> [EXERCISE AIM] Wherever a line holds the string "TradingView", copy that line.

> [AVAILABLE DATA]
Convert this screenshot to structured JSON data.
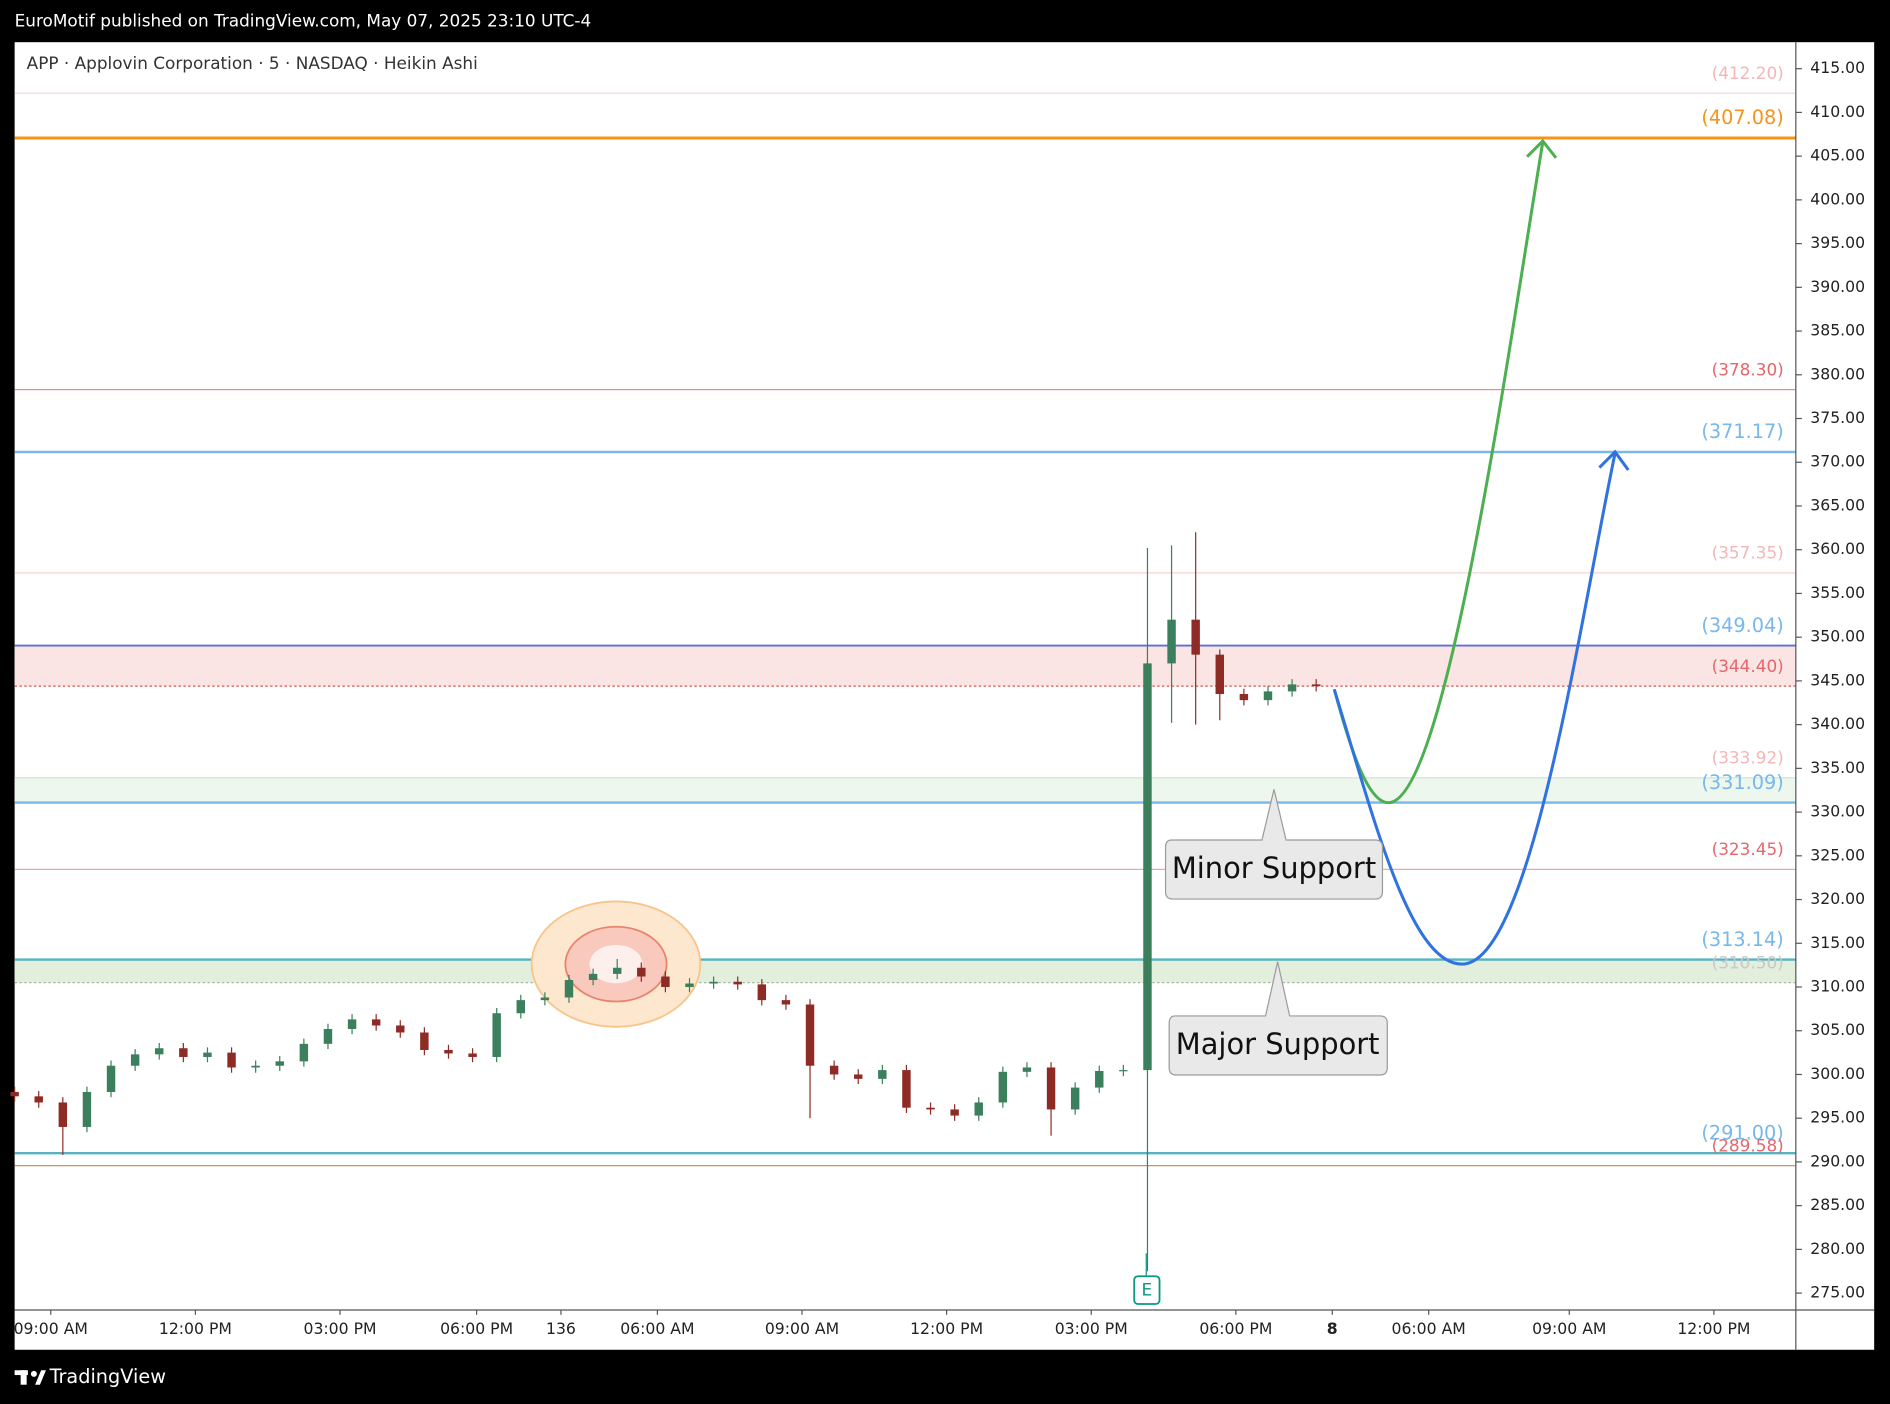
{
  "header": {
    "published": "EuroMotif published on TradingView.com, May 07, 2025 23:10 UTC-4"
  },
  "chart_data": {
    "type": "candlestick",
    "title": "APP · Applovin Corporation · 5 · NASDAQ · Heikin Ashi",
    "x": [
      0,
      6,
      12,
      18,
      24,
      30,
      36,
      42,
      48,
      54,
      60,
      66,
      72,
      78,
      84,
      90,
      96,
      102,
      108,
      114,
      120,
      126,
      132,
      138,
      144,
      150,
      156,
      162,
      168,
      174,
      180,
      186,
      192,
      198,
      204,
      210,
      216,
      222,
      228,
      234,
      240,
      246,
      252,
      258,
      264,
      270,
      276,
      282,
      288,
      294,
      300,
      306,
      312,
      318,
      324
    ],
    "open": [
      298,
      297.5,
      296.8,
      294,
      298,
      301,
      302.3,
      303,
      302,
      302.5,
      300.8,
      301,
      301.5,
      303.5,
      305.2,
      306.3,
      305.6,
      304.8,
      302.8,
      302.4,
      302,
      307,
      308.5,
      308.8,
      310.8,
      311.5,
      312.2,
      311.2,
      310,
      310.4,
      310.6,
      310.3,
      308.5,
      308,
      301,
      300,
      299.5,
      300.5,
      296.2,
      296,
      295.3,
      296.8,
      300.3,
      300.8,
      296,
      298.5,
      300.4,
      300.5,
      347,
      352,
      348,
      343.5,
      342.8,
      343.8,
      344.6
    ],
    "high": [
      298.6,
      298.1,
      297.4,
      298.6,
      301.6,
      302.9,
      303.6,
      303.6,
      303.1,
      303.1,
      301.6,
      302.1,
      304.1,
      305.8,
      306.9,
      306.9,
      306.2,
      305.4,
      303.4,
      303,
      307.6,
      309.1,
      309.4,
      311.4,
      312.1,
      313.2,
      312.8,
      311.8,
      311,
      311.2,
      311.2,
      310.9,
      309.1,
      308.6,
      301.6,
      300.6,
      301.1,
      301.1,
      296.8,
      296.6,
      297.4,
      300.9,
      301.4,
      301.4,
      299.1,
      301,
      301.1,
      360.2,
      360.5,
      362,
      348.6,
      344.1,
      344.4,
      345.2,
      345.2
    ],
    "low": [
      296.9,
      296.2,
      290.8,
      293.4,
      297.4,
      300.4,
      301.7,
      301.4,
      301.4,
      300.2,
      300.2,
      300.4,
      300.9,
      302.9,
      304.6,
      305,
      304.2,
      302.2,
      301.8,
      301.4,
      301.4,
      306.4,
      307.9,
      308.2,
      310.2,
      310.9,
      310.6,
      309.4,
      309.4,
      309.8,
      309.7,
      307.9,
      307.4,
      295,
      299.4,
      298.9,
      298.9,
      295.6,
      295.4,
      294.7,
      294.7,
      296.2,
      299.7,
      293,
      295.4,
      297.9,
      299.8,
      277.5,
      340.2,
      340,
      340.5,
      342.2,
      342.2,
      343.2,
      343.8
    ],
    "close": [
      297.5,
      296.8,
      294,
      298,
      301,
      302.3,
      303,
      302,
      302.5,
      300.8,
      301,
      301.5,
      303.5,
      305.2,
      306.3,
      305.6,
      304.8,
      302.8,
      302.4,
      302,
      307,
      308.5,
      308.8,
      310.8,
      311.5,
      312.2,
      311.2,
      310,
      310.4,
      310.6,
      310.3,
      308.5,
      308,
      301,
      300,
      299.5,
      300.5,
      296.2,
      296,
      295.3,
      296.8,
      300.3,
      300.8,
      296,
      298.5,
      300.4,
      300.5,
      347,
      352,
      348,
      343.5,
      342.8,
      343.8,
      344.6,
      344.4
    ],
    "up_color": "#3b7f5c",
    "down_color": "#8e2b25",
    "xlim": [
      0,
      443.4
    ],
    "xticks": [
      {
        "value": 9,
        "label": "09:00 AM"
      },
      {
        "value": 45,
        "label": "12:00 PM"
      },
      {
        "value": 81,
        "label": "03:00 PM"
      },
      {
        "value": 115,
        "label": "06:00 PM"
      },
      136,
      {
        "value": 160,
        "label": "06:00 AM"
      },
      {
        "value": 196,
        "label": "09:00 AM"
      },
      {
        "value": 232,
        "label": "12:00 PM"
      },
      {
        "value": 268,
        "label": "03:00 PM"
      },
      {
        "value": 304,
        "label": "06:00 PM"
      },
      {
        "value": 328,
        "label": "8"
      },
      {
        "value": 352,
        "label": "06:00 AM"
      },
      {
        "value": 387,
        "label": "09:00 AM"
      },
      {
        "value": 423,
        "label": "12:00 PM"
      }
    ],
    "ylim": [
      273.07,
      418.03
    ],
    "yticks": [
      {
        "value": 275,
        "label": "275.00"
      },
      {
        "value": 280,
        "label": "280.00"
      },
      {
        "value": 285,
        "label": "285.00"
      },
      {
        "value": 290,
        "label": "290.00"
      },
      {
        "value": 295,
        "label": "295.00"
      },
      {
        "value": 300,
        "label": "300.00"
      },
      {
        "value": 305,
        "label": "305.00"
      },
      {
        "value": 310,
        "label": "310.00"
      },
      {
        "value": 315,
        "label": "315.00"
      },
      {
        "value": 320,
        "label": "320.00"
      },
      {
        "value": 325,
        "label": "325.00"
      },
      {
        "value": 330,
        "label": "330.00"
      },
      {
        "value": 335,
        "label": "335.00"
      },
      {
        "value": 340,
        "label": "340.00"
      },
      {
        "value": 345,
        "label": "345.00"
      },
      {
        "value": 350,
        "label": "350.00"
      },
      {
        "value": 355,
        "label": "355.00"
      },
      {
        "value": 360,
        "label": "360.00"
      },
      {
        "value": 365,
        "label": "365.00"
      },
      {
        "value": 370,
        "label": "370.00"
      },
      {
        "value": 375,
        "label": "375.00"
      },
      {
        "value": 380,
        "label": "380.00"
      },
      {
        "value": 385,
        "label": "385.00"
      },
      {
        "value": 390,
        "label": "390.00"
      },
      {
        "value": 395,
        "label": "395.00"
      },
      {
        "value": 400,
        "label": "400.00"
      },
      {
        "value": 405,
        "label": "405.00"
      },
      {
        "value": 410,
        "label": "410.00"
      },
      {
        "value": 415,
        "label": "415.00"
      }
    ],
    "zones": [
      {
        "from": 344.4,
        "to": 349.04,
        "color": "#fbe4e4"
      },
      {
        "from": 331.09,
        "to": 333.92,
        "color": "#eef7ee"
      },
      {
        "from": 310.5,
        "to": 313.14,
        "color": "#e2efdd"
      }
    ],
    "levels": [
      {
        "value": 412.2,
        "label": "(412.20)",
        "color": "#f8d4d4",
        "width": 1,
        "label_color": "#f4b6b6"
      },
      {
        "value": 407.08,
        "label": "(407.08)",
        "color": "#f7931a",
        "width": 2.5,
        "label_color": "#f7931a"
      },
      {
        "value": 378.3,
        "label": "(378.30)",
        "color": "#f28b8b",
        "width": 1,
        "label_color": "#e5676b"
      },
      {
        "value": 371.17,
        "label": "(371.17)",
        "color": "#78b8ec",
        "width": 2,
        "label_color": "#78b8ec"
      },
      {
        "value": 357.35,
        "label": "(357.35)",
        "color": "#f8d4d4",
        "width": 1,
        "label_color": "#f4b6b6"
      },
      {
        "value": 349.04,
        "label": "(349.04)",
        "color": "#5b6fd6",
        "width": 1.5,
        "label_color": "#78b8ec"
      },
      {
        "value": 344.4,
        "label": "(344.40)",
        "color": "#d9534f",
        "width": 1,
        "dash": "2,2",
        "label_color": "#e5676b"
      },
      {
        "value": 333.92,
        "label": "(333.92)",
        "color": "#c8e6c9",
        "width": 1,
        "label_color": "#f4b6b6"
      },
      {
        "value": 331.09,
        "label": "(331.09)",
        "color": "#78b8ec",
        "width": 2,
        "label_color": "#78b8ec"
      },
      {
        "value": 323.45,
        "label": "(323.45)",
        "color": "#f5a3a3",
        "width": 1,
        "label_color": "#e5676b"
      },
      {
        "value": 313.14,
        "label": "(313.14)",
        "color": "#58b3c0",
        "width": 2,
        "label_color": "#78b8ec"
      },
      {
        "value": 310.5,
        "label": "(310.50)",
        "color": "#a5b89a",
        "width": 1,
        "dash": "2,2",
        "label_color": "#c8c8c8"
      },
      {
        "value": 291.0,
        "label": "(291.00)",
        "color": "#58b3c0",
        "width": 2,
        "label_color": "#78b8ec"
      },
      {
        "value": 289.58,
        "label": "(289.58)",
        "color": "#d29060",
        "width": 1,
        "label_color": "#e5676b"
      }
    ],
    "annotations": [
      "Minor Support",
      "Major Support"
    ],
    "earnings_marker": "E"
  },
  "footer": {
    "brand": "TradingView"
  }
}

> [WRITTEN REPLY]
    "published": "EuroMotif published on TradingView.com, May 07, 2025 23:10 UTC-4"
    "brand": "TradingView"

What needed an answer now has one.